[Work required] Tally up the lines that include "فرزین" and state that number by itself.

▼▼▼

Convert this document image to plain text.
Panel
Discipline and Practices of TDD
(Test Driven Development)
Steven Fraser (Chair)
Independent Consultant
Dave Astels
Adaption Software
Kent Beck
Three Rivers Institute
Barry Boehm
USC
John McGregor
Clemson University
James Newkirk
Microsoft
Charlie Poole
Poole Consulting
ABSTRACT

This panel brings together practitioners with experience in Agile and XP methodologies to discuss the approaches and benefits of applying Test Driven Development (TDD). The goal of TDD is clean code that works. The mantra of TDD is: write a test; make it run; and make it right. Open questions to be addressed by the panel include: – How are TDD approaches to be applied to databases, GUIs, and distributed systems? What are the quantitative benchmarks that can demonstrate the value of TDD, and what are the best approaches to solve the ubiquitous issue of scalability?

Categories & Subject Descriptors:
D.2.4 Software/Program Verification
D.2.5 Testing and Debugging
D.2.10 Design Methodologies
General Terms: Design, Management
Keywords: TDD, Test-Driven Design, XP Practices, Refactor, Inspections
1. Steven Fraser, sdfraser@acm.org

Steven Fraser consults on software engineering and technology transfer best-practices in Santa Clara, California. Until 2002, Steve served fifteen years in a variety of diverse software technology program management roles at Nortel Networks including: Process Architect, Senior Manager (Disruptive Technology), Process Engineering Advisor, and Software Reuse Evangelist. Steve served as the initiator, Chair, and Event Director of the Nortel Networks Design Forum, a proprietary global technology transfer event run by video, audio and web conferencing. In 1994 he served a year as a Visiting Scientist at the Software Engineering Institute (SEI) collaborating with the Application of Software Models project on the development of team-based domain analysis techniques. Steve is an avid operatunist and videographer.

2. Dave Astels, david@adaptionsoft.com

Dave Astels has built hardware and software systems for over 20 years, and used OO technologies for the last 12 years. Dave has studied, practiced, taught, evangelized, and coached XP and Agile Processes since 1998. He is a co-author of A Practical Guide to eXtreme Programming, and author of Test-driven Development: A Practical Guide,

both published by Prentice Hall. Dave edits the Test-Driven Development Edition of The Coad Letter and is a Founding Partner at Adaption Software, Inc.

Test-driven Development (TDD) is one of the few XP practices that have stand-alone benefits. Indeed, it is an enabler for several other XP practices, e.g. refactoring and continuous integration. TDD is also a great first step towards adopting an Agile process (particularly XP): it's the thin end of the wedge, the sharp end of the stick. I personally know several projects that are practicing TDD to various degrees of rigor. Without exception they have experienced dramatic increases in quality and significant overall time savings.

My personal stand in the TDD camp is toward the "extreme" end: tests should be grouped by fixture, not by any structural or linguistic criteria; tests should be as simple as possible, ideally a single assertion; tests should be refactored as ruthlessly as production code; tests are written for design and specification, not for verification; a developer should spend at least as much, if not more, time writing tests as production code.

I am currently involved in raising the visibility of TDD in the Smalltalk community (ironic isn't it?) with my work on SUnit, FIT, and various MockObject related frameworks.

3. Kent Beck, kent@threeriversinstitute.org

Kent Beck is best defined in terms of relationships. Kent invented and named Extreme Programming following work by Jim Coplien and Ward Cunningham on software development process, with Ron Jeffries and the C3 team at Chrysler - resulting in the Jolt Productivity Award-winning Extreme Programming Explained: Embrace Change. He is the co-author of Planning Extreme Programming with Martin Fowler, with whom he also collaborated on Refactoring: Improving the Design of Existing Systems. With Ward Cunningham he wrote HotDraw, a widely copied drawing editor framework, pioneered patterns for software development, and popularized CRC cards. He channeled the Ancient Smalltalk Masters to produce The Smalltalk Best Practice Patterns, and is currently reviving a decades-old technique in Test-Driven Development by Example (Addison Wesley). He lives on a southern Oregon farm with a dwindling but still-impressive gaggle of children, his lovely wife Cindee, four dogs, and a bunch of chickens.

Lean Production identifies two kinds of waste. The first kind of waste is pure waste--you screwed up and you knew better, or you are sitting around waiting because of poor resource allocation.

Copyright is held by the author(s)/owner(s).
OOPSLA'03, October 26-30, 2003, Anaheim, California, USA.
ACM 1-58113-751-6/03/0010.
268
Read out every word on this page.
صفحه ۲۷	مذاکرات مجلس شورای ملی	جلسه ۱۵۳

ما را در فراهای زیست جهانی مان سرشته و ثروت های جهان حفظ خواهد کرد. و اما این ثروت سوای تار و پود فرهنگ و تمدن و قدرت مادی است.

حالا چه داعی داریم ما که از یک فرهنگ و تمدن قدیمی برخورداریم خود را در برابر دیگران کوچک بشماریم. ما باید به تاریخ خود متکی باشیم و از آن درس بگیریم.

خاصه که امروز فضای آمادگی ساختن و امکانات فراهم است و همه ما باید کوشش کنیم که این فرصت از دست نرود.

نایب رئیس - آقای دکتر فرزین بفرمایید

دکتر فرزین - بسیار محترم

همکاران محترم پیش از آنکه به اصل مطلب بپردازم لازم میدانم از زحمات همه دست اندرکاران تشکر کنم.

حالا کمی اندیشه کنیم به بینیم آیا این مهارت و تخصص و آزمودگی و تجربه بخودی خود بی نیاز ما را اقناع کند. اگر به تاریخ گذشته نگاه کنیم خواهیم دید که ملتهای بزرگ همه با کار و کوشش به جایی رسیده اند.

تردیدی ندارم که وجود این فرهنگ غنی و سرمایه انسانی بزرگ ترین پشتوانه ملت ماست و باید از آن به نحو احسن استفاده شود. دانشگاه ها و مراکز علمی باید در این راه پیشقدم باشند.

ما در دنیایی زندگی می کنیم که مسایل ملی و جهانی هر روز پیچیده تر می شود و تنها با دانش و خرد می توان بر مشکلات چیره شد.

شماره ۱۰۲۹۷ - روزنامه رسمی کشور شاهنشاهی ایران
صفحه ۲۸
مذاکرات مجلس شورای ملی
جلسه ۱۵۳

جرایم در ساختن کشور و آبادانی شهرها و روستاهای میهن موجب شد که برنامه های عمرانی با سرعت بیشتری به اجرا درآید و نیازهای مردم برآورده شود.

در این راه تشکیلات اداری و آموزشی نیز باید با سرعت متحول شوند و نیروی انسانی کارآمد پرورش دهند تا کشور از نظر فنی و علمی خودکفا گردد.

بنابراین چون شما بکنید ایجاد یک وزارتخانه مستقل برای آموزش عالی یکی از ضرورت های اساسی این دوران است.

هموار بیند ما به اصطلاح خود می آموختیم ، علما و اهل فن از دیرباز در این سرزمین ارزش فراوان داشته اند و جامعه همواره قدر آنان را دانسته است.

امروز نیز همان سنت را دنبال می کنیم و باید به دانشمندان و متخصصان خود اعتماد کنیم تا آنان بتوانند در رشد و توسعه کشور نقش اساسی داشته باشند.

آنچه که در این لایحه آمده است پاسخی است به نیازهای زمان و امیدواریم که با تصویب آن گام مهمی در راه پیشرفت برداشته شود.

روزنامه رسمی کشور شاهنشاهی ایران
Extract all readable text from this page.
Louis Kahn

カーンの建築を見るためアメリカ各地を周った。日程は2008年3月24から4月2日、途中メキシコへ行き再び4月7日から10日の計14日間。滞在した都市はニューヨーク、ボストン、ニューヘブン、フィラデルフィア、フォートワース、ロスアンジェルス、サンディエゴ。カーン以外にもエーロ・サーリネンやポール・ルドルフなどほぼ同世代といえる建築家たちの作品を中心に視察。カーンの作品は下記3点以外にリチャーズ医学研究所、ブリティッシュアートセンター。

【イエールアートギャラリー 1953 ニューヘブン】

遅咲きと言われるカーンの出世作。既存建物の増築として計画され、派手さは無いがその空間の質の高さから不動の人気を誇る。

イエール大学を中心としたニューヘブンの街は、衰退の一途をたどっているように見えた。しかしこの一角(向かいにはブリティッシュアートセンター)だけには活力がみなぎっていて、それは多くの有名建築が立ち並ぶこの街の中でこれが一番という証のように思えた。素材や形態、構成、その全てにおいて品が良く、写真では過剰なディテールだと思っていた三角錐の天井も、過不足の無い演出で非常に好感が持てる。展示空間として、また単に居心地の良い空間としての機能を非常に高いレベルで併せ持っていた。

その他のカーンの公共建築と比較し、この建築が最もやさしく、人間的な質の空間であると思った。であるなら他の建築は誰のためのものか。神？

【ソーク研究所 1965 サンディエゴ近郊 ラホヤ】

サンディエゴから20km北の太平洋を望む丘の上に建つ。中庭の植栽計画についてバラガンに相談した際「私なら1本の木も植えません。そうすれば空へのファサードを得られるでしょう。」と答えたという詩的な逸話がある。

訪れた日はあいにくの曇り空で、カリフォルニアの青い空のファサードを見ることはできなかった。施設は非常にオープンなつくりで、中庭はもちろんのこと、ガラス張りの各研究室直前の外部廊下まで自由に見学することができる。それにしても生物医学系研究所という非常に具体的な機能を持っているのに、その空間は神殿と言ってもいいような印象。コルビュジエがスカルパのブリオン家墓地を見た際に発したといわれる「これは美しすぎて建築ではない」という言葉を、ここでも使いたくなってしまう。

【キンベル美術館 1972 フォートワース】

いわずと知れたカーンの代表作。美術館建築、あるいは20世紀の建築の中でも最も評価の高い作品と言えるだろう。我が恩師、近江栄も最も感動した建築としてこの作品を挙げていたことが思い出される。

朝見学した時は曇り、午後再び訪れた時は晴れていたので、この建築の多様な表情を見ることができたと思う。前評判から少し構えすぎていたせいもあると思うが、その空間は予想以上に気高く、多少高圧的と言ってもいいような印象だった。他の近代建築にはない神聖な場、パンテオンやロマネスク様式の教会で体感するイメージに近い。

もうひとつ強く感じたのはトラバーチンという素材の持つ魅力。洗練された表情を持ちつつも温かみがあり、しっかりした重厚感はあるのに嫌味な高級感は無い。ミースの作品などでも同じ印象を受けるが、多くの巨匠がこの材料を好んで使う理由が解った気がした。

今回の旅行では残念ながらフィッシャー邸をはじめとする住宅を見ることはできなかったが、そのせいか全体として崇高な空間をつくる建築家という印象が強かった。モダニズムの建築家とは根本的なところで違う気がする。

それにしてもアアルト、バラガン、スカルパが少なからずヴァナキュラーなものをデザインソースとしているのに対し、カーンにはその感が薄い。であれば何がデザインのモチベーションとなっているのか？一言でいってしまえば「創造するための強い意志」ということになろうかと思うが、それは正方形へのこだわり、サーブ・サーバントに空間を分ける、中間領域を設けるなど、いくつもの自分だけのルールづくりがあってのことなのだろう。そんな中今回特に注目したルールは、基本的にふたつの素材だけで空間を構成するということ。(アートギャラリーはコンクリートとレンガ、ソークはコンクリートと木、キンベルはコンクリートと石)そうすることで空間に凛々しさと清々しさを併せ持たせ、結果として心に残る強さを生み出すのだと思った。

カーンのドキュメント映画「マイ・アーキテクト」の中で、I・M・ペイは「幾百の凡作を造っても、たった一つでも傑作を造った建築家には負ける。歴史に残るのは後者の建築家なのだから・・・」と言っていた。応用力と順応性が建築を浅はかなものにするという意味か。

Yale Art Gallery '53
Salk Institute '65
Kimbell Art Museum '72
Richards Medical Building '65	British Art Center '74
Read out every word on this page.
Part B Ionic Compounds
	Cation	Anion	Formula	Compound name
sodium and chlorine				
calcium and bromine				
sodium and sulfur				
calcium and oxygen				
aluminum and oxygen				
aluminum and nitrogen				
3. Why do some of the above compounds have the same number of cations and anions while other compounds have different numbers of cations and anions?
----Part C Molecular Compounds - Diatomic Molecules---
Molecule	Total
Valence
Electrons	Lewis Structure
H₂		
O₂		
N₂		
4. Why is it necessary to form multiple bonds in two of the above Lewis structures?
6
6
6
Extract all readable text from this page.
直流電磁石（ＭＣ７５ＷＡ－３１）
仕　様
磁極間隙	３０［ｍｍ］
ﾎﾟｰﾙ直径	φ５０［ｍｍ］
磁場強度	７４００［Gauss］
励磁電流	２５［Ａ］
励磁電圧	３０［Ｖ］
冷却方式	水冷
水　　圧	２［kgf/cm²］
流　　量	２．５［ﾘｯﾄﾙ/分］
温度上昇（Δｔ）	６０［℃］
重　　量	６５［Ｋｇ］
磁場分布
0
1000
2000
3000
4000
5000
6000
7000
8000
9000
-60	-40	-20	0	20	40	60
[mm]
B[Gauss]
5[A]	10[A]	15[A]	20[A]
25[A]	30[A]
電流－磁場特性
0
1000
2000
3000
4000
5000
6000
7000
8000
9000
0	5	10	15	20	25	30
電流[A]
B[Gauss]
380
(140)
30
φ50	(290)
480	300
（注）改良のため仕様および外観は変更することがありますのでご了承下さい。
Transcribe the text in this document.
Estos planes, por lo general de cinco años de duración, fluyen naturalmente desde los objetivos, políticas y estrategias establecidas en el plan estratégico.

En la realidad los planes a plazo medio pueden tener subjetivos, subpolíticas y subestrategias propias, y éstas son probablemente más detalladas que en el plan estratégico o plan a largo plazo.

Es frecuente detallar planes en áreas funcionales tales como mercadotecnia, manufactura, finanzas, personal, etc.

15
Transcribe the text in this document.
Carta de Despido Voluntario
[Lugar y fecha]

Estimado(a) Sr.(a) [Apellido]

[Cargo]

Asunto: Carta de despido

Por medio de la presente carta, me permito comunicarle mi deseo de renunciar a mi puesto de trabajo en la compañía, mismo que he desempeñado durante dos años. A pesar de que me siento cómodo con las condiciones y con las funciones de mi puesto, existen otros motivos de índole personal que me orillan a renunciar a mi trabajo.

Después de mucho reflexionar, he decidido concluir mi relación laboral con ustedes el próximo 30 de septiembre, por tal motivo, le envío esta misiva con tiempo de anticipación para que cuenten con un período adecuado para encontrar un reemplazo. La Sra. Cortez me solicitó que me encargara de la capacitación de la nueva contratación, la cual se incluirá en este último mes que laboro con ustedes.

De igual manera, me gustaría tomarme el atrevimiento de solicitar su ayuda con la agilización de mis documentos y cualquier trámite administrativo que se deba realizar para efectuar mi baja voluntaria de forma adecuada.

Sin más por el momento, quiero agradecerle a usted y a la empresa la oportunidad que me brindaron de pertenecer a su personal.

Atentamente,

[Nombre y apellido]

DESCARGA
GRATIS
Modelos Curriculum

▲▲▲

[Full output] 2